* _Text passage_:
|---|

The creep characteristics of muddy siltstone were studied using uniaxial compression creep tests, and a nonlinear damage creep model was established based on the creep deformation curve, which can accurately describe the three creep stages of the grouting specimen. Further embedding the damage creep model in the simulation software COMSOL, the established creep-fluid-structure coupled tunnel model can be used to predict and analyze the long-term stability and safety of tunnels. The conclusion obtained is as follows.

(1) According to the principle of graded loading, uniaxial compression creep tests were conducted on the muddy siltstone specimen from the borehole. The specimen undergoes three stages of deformation throughout the creep process: decaying creep stage, steady creep stage, and accelerated creep stage. The total axial strain, instantaneous strain, and total creep of rocks all increase with the increasing stress level. As the loading stress increases, the steady-state creep rate of the specimen also increases.

|---|

[Spatial layout entries]
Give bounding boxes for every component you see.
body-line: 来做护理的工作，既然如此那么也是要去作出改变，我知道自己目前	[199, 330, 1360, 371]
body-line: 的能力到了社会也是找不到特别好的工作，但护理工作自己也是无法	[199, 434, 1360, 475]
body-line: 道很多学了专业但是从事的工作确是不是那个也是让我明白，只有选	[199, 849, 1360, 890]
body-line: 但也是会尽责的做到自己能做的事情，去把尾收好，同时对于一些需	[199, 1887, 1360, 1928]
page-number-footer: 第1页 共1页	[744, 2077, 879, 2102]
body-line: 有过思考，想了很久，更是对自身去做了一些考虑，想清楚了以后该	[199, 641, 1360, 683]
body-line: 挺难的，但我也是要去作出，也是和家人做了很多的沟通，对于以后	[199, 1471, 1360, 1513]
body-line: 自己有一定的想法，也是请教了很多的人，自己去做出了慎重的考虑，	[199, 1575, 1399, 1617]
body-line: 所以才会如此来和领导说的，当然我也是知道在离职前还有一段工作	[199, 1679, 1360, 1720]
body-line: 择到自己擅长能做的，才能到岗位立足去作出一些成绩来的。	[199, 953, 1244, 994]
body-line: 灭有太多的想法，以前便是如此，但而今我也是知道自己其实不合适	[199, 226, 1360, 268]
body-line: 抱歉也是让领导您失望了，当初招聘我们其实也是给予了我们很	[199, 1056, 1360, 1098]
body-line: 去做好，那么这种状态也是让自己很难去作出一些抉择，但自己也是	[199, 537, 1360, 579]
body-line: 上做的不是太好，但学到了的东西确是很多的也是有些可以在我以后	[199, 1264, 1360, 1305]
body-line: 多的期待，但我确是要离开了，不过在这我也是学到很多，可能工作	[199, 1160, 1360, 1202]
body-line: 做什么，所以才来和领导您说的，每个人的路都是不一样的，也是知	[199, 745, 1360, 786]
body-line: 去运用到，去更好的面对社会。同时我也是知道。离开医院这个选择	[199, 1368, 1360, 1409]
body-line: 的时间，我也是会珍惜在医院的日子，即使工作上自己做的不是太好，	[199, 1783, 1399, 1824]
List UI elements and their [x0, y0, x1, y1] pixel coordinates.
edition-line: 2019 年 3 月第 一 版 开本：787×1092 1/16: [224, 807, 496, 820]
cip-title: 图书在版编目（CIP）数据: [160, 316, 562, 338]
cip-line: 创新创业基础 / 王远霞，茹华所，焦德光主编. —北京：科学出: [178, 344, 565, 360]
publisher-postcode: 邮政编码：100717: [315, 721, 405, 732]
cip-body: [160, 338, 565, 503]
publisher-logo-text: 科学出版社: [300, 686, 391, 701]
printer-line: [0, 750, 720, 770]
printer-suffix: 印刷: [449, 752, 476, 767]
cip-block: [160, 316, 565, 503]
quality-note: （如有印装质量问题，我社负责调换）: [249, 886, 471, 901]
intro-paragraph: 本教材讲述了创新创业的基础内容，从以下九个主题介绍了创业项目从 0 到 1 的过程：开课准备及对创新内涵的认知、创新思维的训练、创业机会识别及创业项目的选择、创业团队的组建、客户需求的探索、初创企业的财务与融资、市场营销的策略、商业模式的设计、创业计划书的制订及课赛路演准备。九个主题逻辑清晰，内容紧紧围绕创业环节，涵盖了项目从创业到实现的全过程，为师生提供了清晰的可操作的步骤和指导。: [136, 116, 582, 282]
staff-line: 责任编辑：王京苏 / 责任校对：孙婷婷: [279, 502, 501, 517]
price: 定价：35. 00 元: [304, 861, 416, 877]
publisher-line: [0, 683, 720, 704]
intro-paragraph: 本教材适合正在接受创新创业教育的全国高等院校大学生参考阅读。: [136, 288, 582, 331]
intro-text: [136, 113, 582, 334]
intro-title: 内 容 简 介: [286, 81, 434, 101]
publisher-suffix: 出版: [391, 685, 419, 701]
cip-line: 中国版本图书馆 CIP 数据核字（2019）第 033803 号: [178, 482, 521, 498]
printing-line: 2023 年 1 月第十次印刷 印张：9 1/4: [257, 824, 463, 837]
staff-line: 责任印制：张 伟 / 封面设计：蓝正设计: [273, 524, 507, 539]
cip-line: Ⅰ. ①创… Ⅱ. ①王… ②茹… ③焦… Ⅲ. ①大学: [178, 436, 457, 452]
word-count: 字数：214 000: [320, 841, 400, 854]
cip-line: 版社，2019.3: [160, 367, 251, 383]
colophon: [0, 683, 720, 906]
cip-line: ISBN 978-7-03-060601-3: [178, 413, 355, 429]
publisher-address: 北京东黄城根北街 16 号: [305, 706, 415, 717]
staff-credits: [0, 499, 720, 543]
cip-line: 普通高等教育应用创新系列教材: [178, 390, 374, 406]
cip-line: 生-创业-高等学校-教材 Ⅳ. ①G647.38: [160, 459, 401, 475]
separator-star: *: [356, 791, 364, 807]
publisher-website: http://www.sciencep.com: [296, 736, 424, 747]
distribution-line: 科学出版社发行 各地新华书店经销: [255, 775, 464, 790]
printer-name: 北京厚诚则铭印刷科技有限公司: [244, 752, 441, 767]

|---|

* _Tasks to carry out_:
**1.** In the siltstone creep passage, what simulation software was the damage creep model embedded in?
**2.** Retype everything in the siltstone creep passage from "(1) According to" down to "specimen also increases.".
**3.** Write what comes next in the siltstone creep passage, picking up after its final sentence.

* _Answers to the tasks_:
**1.** COMSOL

**2.**
(1) According to the principle of graded loading, uniaxial compression creep tests were conducted on the muddy siltstone specimen from the borehole. The specimen undergoes three stages of deformation throughout the creep process: decaying creep stage, steady creep stage, and accelerated creep stage. The total axial strain, instantaneous strain, and total creep of rocks all increase with the increasing stress level. As the loading stress increases, the steady-state creep rate of the specimen also increases.

**3.**
(2) According to the nonlinear creep characteristics of muddy siltstone, the traditional Burgers model was improved and the creep constitutive equation of the unsteady damage Burgers model was built. By fitting the uniaxial creep test data, the model parameters were inverted and the variation law of stress level was analyzed. The result was verified that the model can accurately describe the entire creep process curve, especially the accelerated creep stage. Furthermore, based on the assumption of constant bulk modulus, the creep constitutive equation under 3D stress state was derived, and the conversion relationship between 1D and 3D state parameters was obtained.

(3) The constitutive equation of the constructed nonlinear damage creep model was embedded in COMSOL, and numerical simulation of the stability of surrounding rock under creep-fluid-structure coupling was carried out for the cross-river tunnel section. From the numerical results, the stress and deformation patterns of key monitoring points in the tunnel surrounding rock during the 500 d creep period were obtained. Comparing the on-site monitoring data with the simulation results, the overall deformation trend of the two is roughly consistent. Therefore, the established creep fluid structure coupling tunnel model can be used to predict and analyze the long-term stability and safety of the tunnel. Based on the vertical displacement analysis of different monitoring points, the most unfavorable monitoring point position is the arch top.